- _WORK ORDER 1_
Please set down, word for word, the stretch of the Cmockery linking question below from "I want to be" through "defined in cmockery.c.".
- _WORK ORDER 2_
Supply the next part of the Cmockery linking question below, picking up after its last sentence.

- _TEXT FOR ANALYSIS_
I want to be able to use Cmockery to mock C functions called from C++ code I'm testing. As a step towards that, I've renamed the Cmockery example run_tests.c to run_tests.cpp, and am attempting to compile and link it with cmockery.c:
g++ -m32 -DHAVE_CONFIG_H -DPIC -I ../cmockery-0.1.2 -I /usr/include/malloc -c run_tests.cpp -o obj/run_tests.o
gcc -m32 -DHAVE_CONFIG_H -DPIC -Wno-format -I ../cmockery-0.1.2 -I /usr/include/malloc -c ../cmockery-0.1.2/cmockery.c -o obj/cmockery.o
g++ -m32 -o run_tests obj/run_tests.o obj/cmockery.o
The first two command lines (to compile) are successful, but after the last I get:
Undefined symbols:
"_run_tests(UnitTest const*, unsigned long)", referenced from:
_main in run_tests.o
ld: symbol(s) not found
collect2: ld returned 1 exit status
That undefined symbol is from line 29 of run_tests.cpp:
return run_tests(tests);
The run_tests() function is defined in cmockery.c.
After reading "Linking C++ code with 'gcc' (without g++)", I tried:
gcc -lstdc++ -m32 -o run_tests obj/run_tests.o obj/cmockery.o
But got the same result:
Undefined symbols:
"_run_tests(UnitTest const*, unsigned long)", referenced from:
_main in run_tests.o
ld: symbol(s) not found
collect2: ld returned 1 exit status
How do I compile and link C++ code so it finds the symbols in C code?

- _MATERIAL PROVIDED_
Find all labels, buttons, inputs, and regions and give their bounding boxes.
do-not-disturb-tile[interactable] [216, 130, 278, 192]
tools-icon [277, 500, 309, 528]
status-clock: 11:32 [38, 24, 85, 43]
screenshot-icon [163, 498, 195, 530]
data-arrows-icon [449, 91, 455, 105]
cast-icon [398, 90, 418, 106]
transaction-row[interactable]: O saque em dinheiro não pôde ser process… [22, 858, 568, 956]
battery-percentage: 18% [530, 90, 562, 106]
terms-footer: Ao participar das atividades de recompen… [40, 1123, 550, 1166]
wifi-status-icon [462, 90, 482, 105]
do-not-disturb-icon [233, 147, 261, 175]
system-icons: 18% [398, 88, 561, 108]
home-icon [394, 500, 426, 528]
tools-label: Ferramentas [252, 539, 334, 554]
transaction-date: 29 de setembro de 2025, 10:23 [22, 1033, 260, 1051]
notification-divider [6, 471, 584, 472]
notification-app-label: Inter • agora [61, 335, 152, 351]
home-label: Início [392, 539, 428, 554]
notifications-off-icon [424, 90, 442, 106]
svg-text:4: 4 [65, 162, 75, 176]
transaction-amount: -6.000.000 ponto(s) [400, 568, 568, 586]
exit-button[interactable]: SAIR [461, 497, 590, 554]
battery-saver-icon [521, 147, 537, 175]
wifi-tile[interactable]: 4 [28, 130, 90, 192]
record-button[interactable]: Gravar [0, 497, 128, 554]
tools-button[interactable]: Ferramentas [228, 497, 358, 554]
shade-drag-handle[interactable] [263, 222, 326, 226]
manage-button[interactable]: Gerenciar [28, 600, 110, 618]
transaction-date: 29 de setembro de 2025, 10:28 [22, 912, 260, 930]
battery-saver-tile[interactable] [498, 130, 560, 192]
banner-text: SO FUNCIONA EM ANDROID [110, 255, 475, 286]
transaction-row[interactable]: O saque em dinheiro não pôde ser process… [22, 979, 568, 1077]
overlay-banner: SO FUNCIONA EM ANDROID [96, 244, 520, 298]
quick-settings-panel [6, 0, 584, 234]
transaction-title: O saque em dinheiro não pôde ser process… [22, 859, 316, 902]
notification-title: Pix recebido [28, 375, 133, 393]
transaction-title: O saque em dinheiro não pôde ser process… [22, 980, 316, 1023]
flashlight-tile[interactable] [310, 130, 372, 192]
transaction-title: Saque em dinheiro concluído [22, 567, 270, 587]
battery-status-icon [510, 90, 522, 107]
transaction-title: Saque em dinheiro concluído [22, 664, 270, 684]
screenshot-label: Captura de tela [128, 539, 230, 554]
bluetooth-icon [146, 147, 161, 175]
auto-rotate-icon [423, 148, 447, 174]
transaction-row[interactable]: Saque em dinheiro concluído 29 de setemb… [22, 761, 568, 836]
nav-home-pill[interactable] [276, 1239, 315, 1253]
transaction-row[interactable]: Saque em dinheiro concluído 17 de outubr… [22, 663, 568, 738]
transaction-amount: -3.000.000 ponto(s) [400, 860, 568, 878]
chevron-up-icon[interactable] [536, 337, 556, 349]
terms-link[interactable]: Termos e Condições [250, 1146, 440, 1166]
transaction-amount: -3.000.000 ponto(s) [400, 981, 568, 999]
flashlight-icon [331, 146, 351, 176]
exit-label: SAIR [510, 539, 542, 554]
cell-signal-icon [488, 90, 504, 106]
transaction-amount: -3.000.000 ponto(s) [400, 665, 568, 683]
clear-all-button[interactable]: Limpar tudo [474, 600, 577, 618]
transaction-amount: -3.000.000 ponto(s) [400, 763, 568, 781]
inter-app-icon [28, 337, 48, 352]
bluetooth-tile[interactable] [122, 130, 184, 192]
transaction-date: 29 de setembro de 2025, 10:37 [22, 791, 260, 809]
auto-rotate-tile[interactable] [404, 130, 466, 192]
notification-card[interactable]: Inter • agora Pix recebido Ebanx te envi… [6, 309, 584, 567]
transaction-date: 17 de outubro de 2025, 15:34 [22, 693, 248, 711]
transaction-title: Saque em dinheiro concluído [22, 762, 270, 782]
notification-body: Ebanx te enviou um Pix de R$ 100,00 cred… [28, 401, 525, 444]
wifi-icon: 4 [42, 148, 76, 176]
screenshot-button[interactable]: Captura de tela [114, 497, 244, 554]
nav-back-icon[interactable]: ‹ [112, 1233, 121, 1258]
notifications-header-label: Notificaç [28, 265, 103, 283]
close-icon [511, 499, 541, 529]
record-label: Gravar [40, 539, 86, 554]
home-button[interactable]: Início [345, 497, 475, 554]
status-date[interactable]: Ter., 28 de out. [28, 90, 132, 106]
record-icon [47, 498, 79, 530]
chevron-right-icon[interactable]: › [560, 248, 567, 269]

- _TASK RESULT 1_
I want to be able to use Cmockery to mock C functions called from C++ code I'm testing. As a step towards that, I've renamed the Cmockery example run_tests.c to run_tests.cpp, and am attempting to compile and link it with cmockery.c:
g++ -m32 -DHAVE_CONFIG_H -DPIC -I ../cmockery-0.1.2 -I /usr/include/malloc -c run_tests.cpp -o obj/run_tests.o
gcc -m32 -DHAVE_CONFIG_H -DPIC -Wno-format -I ../cmockery-0.1.2 -I /usr/include/malloc -c ../cmockery-0.1.2/cmockery.c -o obj/cmockery.o
g++ -m32 -o run_tests obj/run_tests.o obj/cmockery.o
The first two command lines (to compile) are successful, but after the last I get:
Undefined symbols:
"_run_tests(UnitTest const*, unsigned long)", referenced from:
_main in run_tests.o
ld: symbol(s) not found
collect2: ld returned 1 exit status
That undefined symbol is from line 29 of run_tests.cpp:
return run_tests(tests);
The run_tests() function is defined in cmockery.c.

- _TASK RESULT 2_
I think that you can get thinkgs to link from C++ by adding the following around the contents of the cmockery.h file:
At or near the beginning:
#if defined(__cplusplus)
extern "C" {
#endif
At or near the end:
#if defined(__cplusplus)
}
#endif
That way, use of the header in C sources will ignore the extern "C"
part of the declaration, but when the header is include in C++ builds, the compiler will be properly told that the linkage for the declarations in that header use C semantics.
For a quick-n-dirty test or if you'd rather not modify the header, you can try:
extern "C" {
#include "cmockery.h"
}
but my preference would be to put the extern "C"
block in the header (and only around the stuff that's required - that might need a bit of analysis).
In your header files included by your C++ code, you need extern "C"
declarations for all the functions that are compiled in C.